__AIM OF THE TASK__. Search the data for the word "salari" and copy every line that contains it.

Data records
------------------------------------------------

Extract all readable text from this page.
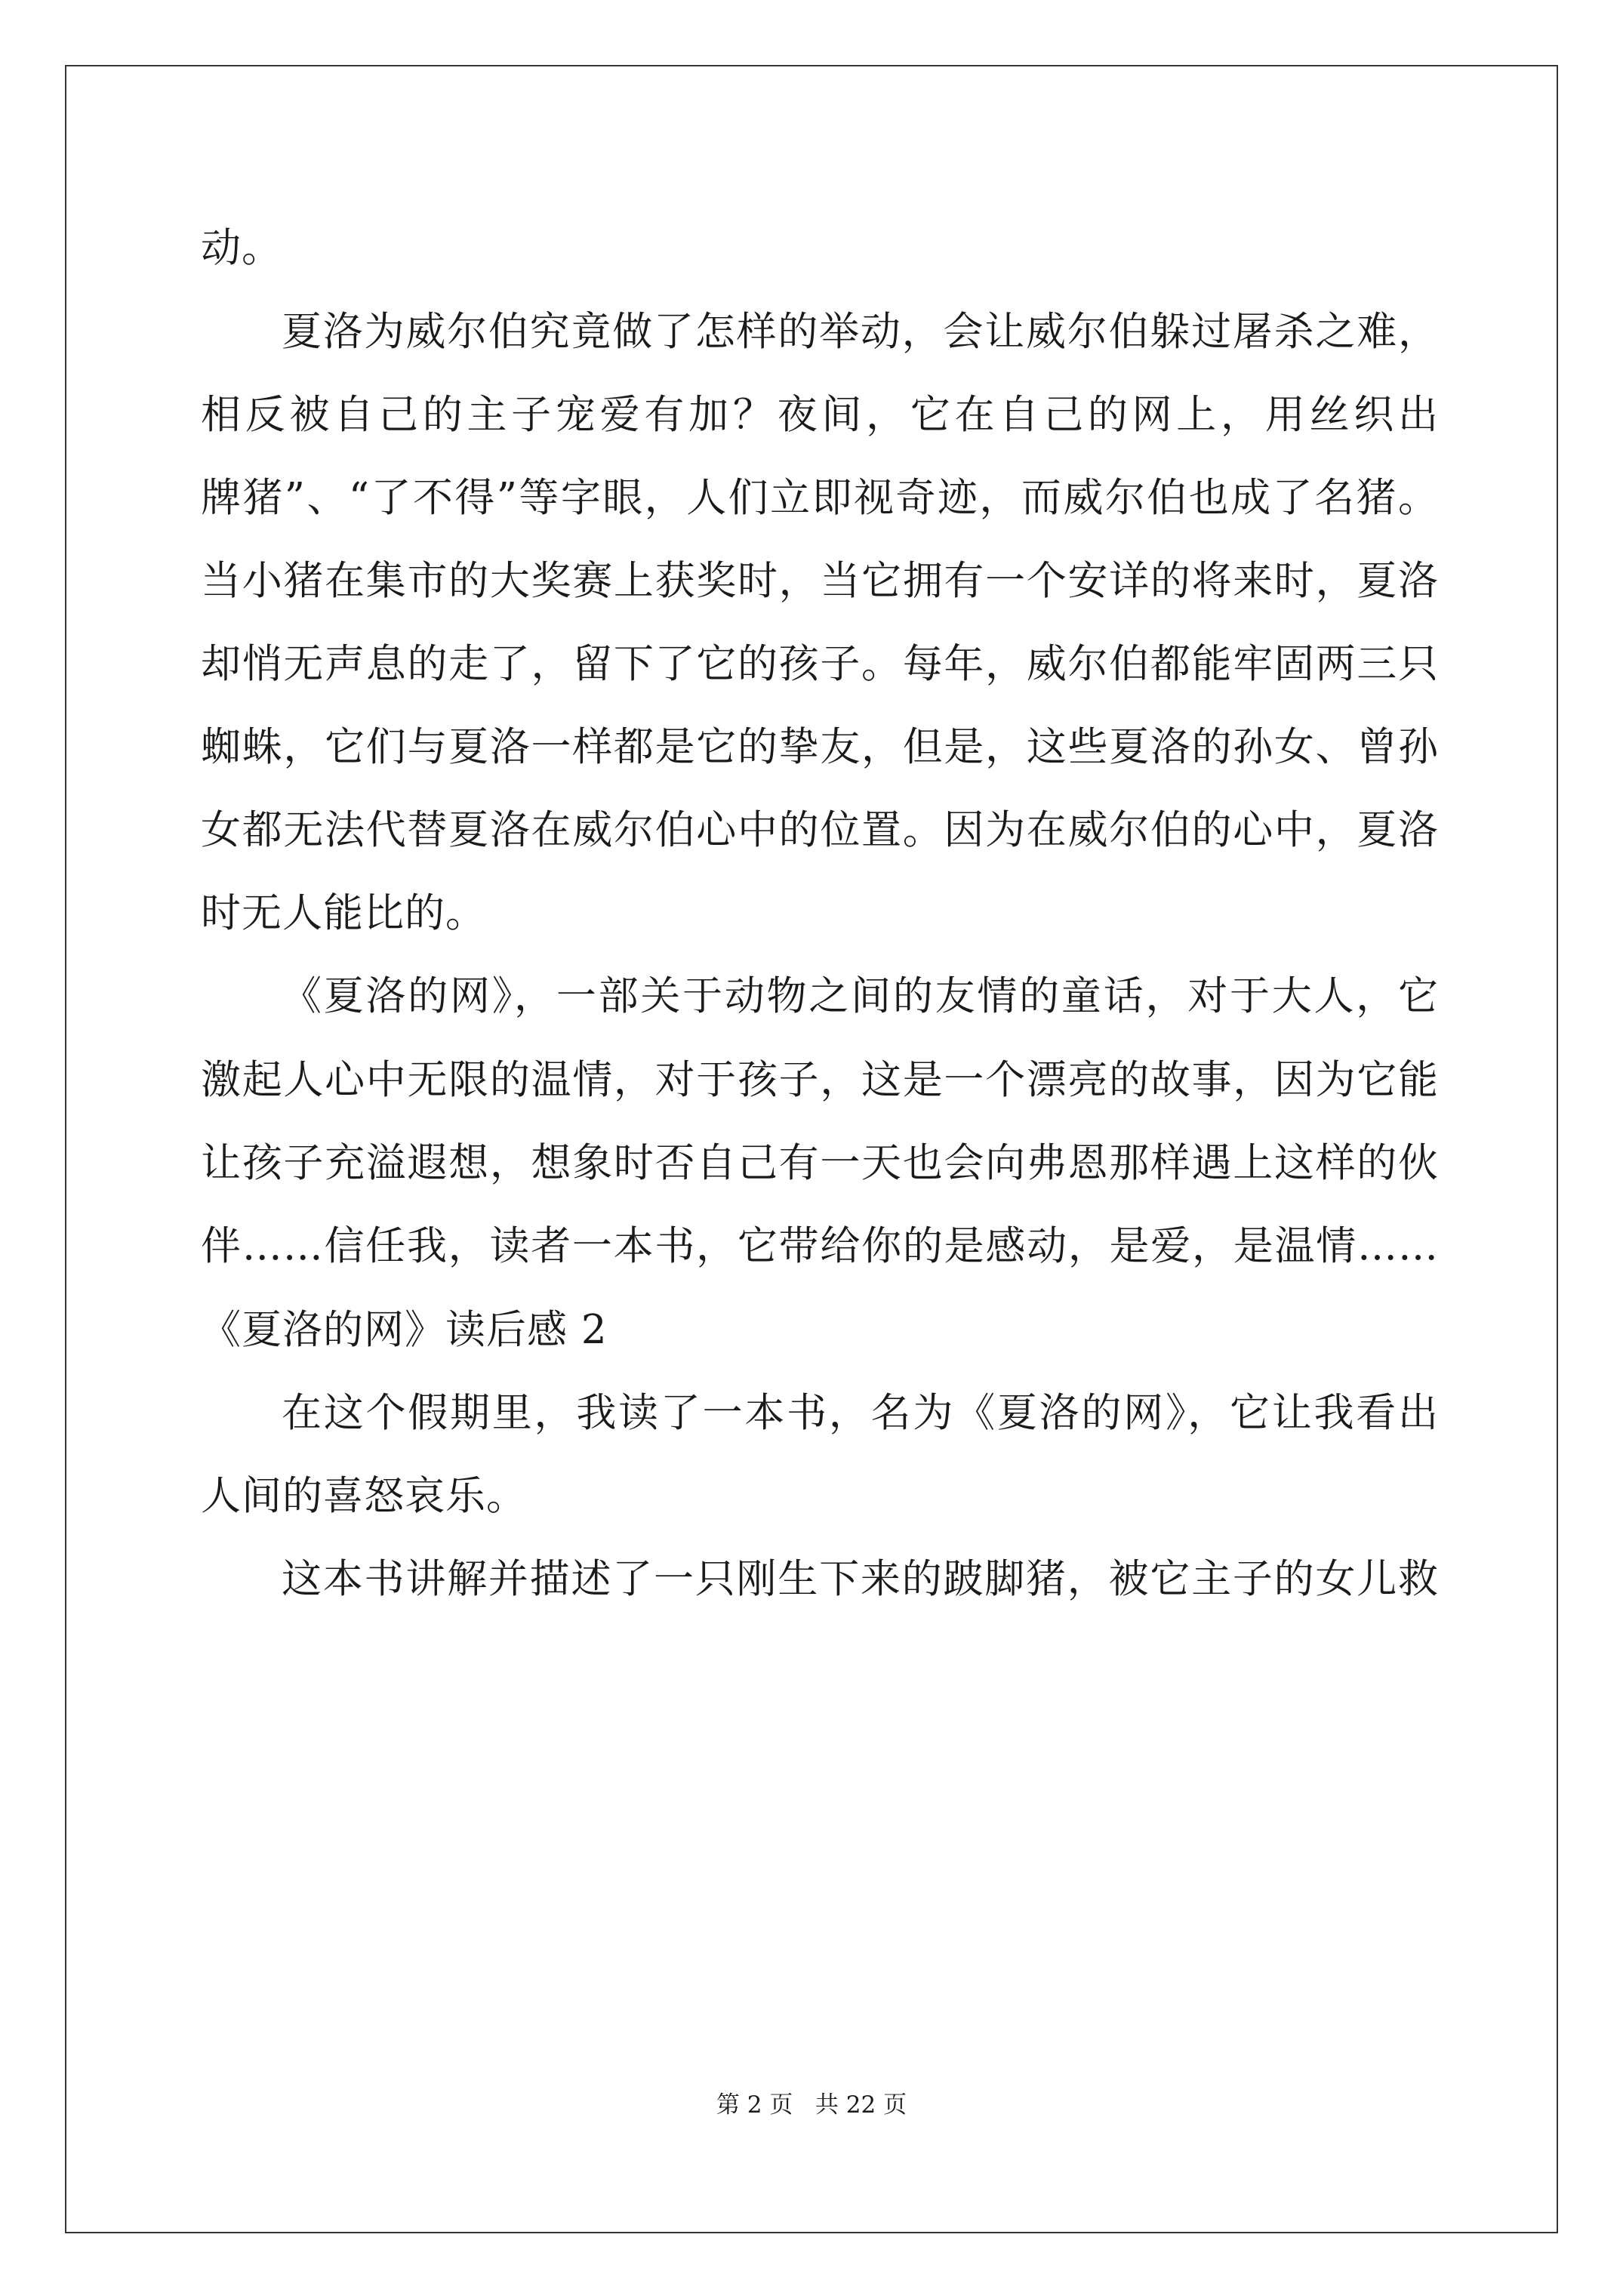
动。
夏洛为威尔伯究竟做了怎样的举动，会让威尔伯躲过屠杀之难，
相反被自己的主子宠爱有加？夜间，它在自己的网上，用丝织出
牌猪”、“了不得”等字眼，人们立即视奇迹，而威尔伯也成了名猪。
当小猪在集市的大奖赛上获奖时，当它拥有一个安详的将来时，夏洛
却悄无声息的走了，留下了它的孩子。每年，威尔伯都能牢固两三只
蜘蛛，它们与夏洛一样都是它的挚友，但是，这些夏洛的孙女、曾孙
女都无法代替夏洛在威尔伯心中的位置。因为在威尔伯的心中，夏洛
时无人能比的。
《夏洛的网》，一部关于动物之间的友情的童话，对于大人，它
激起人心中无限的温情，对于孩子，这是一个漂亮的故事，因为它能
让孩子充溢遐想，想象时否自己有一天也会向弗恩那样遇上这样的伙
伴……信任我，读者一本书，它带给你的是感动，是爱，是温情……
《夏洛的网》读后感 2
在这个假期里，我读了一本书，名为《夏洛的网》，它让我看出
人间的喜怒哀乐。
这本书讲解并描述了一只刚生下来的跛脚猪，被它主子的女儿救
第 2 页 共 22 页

------------------------------------------------

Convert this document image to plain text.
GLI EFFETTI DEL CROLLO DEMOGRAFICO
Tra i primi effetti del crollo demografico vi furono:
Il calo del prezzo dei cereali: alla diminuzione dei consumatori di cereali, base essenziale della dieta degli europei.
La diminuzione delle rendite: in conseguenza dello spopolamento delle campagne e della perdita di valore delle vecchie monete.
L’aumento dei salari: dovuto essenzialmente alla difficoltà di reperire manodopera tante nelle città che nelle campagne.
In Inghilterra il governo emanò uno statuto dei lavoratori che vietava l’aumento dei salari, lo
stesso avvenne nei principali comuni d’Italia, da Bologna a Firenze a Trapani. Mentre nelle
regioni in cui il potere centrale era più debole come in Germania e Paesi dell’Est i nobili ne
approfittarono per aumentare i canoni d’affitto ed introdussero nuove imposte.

------------------------------------------------

__EXERCISE SOLUTION__.
L’aumento dei salari: dovuto essenzialmente alla difficoltà di reperire manodopera tante nelle città che nelle campagne.
In Inghilterra il governo emanò uno statuto dei lavoratori che vietava l’aumento dei salari, lo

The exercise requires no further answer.